Report, word for word, every line of the material that contains "Diurnal".

[Saved entries]
- - - - - - -
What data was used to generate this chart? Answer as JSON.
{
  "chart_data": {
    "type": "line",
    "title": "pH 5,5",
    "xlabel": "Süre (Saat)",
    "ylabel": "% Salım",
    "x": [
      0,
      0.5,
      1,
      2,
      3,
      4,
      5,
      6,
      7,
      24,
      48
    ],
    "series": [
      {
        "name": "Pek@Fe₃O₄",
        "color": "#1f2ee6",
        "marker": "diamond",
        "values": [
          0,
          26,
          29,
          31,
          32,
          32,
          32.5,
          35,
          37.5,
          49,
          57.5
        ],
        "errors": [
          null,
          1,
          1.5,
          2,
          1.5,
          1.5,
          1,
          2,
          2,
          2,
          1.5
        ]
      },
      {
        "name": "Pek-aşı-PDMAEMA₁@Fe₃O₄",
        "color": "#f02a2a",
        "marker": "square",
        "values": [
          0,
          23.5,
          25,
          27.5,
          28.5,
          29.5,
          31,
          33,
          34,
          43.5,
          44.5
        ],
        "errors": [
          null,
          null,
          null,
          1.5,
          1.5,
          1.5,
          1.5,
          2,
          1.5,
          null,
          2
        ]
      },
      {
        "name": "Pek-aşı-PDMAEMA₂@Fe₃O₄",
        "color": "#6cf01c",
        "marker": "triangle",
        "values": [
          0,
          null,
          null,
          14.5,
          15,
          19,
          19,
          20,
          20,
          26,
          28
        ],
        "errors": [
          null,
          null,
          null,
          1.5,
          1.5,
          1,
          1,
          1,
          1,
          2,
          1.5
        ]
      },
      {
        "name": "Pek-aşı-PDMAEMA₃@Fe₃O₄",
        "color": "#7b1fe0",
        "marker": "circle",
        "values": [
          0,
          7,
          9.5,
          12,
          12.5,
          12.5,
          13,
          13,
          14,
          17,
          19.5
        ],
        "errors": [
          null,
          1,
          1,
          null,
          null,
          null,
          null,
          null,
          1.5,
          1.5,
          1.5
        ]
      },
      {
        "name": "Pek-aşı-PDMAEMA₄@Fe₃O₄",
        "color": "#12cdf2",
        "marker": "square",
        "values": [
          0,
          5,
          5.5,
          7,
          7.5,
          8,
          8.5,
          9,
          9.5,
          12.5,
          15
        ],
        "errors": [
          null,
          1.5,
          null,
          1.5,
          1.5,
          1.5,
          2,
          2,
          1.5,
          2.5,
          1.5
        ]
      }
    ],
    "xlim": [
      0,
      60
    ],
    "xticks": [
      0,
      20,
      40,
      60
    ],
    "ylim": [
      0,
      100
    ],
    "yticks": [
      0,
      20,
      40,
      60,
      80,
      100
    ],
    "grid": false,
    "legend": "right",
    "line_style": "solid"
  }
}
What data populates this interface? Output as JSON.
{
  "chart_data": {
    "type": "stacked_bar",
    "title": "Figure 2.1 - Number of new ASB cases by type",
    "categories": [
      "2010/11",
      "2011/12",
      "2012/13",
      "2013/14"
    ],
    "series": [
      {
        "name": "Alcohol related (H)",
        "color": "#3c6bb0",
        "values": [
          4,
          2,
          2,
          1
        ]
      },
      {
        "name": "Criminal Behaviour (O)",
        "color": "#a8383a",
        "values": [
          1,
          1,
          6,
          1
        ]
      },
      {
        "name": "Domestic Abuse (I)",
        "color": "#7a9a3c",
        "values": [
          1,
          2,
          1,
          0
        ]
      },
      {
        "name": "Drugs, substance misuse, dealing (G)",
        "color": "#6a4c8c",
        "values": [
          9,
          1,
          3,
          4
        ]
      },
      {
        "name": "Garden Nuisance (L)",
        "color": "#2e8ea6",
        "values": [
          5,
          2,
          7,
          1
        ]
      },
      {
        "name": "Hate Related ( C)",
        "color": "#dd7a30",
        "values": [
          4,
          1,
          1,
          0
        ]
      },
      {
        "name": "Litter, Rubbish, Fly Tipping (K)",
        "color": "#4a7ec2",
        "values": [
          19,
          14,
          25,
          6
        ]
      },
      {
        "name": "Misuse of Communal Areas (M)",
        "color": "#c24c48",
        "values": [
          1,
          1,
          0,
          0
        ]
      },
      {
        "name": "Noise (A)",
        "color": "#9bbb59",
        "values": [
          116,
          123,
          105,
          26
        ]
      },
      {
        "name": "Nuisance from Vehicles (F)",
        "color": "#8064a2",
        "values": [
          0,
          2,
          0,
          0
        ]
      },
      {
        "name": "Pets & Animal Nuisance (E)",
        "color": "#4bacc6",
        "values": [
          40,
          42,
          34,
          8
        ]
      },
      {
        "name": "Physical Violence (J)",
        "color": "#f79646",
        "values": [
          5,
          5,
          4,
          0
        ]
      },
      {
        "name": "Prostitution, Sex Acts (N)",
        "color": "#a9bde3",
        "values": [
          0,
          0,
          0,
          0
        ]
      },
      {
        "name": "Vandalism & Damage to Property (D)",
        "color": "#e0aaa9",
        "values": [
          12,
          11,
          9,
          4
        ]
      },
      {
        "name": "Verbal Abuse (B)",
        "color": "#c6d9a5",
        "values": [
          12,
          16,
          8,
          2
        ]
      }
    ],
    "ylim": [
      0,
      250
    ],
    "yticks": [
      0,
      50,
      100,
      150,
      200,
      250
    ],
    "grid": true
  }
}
- - - - - - -
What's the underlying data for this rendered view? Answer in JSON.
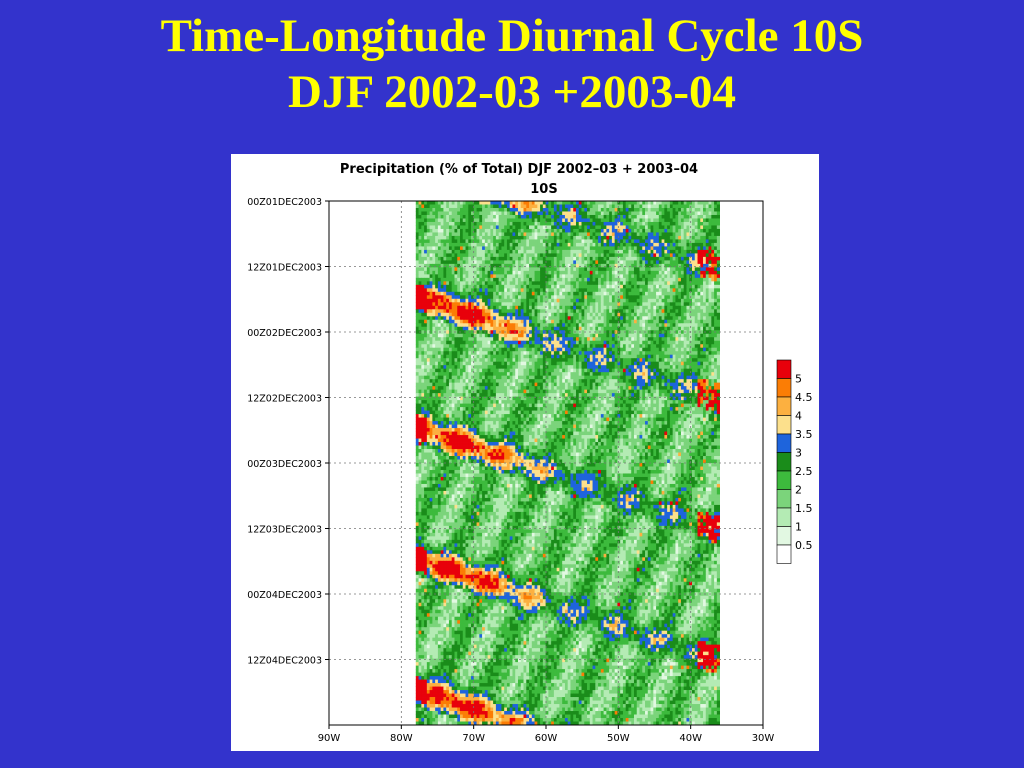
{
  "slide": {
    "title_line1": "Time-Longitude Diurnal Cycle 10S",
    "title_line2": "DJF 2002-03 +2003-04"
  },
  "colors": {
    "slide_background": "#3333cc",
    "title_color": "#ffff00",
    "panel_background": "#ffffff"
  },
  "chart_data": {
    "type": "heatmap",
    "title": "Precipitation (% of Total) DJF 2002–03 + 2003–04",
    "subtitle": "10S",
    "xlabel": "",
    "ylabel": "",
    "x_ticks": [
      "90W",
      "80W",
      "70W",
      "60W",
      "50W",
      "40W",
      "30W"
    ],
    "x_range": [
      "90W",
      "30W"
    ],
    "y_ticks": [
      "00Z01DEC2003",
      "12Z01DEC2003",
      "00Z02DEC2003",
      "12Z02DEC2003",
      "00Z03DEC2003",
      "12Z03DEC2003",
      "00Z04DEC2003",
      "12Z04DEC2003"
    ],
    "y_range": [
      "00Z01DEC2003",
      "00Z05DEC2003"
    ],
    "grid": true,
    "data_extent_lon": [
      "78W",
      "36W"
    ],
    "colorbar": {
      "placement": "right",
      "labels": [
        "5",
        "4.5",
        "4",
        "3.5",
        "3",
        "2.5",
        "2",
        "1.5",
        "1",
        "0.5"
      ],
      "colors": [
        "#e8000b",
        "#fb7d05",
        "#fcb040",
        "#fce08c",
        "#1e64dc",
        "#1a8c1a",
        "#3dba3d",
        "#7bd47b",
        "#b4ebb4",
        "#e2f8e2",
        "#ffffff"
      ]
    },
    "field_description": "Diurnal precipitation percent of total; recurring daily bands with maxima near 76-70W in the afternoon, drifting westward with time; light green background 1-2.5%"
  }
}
- - - - - - -
▶ **CORRECT RESULT**
    "title_line1": "Time-Longitude Diurnal Cycle 10S",
    "field_description": "Diurnal precipitation percent of total; recurring daily bands with maxima near 76-70W in the afternoon, drifting westward with time; light green background 1-2.5%"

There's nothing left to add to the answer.